-- WORK TO COMPLETE --
Determine which lines contain the word "Footwear", then copy those lines.

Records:
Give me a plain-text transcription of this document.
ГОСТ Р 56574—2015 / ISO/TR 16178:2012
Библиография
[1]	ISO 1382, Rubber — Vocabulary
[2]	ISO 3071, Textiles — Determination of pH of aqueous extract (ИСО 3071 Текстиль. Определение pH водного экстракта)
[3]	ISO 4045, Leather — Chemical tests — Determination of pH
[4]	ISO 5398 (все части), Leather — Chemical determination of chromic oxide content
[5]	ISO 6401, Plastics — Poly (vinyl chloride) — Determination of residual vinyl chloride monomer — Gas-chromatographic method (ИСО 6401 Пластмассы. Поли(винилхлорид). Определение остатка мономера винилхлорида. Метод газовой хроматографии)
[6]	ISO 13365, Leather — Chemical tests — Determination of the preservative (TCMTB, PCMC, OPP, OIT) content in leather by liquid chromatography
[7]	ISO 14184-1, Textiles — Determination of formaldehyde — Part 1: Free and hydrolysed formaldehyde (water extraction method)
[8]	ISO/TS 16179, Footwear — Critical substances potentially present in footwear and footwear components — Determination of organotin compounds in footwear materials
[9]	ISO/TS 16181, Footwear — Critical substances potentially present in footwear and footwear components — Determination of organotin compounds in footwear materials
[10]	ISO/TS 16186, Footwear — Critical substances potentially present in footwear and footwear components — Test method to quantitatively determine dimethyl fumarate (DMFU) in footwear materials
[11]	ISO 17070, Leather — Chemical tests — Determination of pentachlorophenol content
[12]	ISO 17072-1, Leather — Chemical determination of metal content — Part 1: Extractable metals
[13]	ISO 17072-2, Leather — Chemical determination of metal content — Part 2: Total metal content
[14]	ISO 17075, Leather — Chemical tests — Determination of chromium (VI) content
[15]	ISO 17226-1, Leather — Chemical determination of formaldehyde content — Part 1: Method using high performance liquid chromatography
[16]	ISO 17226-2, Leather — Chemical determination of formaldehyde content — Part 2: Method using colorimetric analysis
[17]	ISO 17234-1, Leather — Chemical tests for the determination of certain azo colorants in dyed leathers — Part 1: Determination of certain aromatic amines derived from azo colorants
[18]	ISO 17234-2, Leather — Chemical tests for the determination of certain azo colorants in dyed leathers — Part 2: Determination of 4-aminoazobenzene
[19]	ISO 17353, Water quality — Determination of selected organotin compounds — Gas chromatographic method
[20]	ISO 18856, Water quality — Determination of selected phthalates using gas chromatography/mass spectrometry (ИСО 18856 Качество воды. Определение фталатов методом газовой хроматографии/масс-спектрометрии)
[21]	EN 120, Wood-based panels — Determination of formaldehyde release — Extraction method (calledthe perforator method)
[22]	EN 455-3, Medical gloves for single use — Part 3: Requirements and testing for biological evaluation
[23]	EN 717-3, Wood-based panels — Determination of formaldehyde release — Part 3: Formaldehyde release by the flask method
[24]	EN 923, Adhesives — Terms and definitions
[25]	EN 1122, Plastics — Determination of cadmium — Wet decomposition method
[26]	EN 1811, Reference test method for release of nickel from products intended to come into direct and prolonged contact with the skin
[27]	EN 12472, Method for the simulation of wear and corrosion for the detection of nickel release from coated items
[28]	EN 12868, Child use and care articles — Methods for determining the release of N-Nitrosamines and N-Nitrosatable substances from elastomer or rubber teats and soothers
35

-- WORKED SOLUTION --
[8]	ISO/TS 16179, Footwear — Critical substances potentially present in footwear and footwear components — Determination of organotin compounds in footwear materials
[9]	ISO/TS 16181, Footwear — Critical substances potentially present in footwear and footwear components — Determination of organotin compounds in footwear materials
[10]	ISO/TS 16186, Footwear — Critical substances potentially present in footwear and footwear components — Test method to quantitatively determine dimethyl fumarate (DMFU) in footwear materials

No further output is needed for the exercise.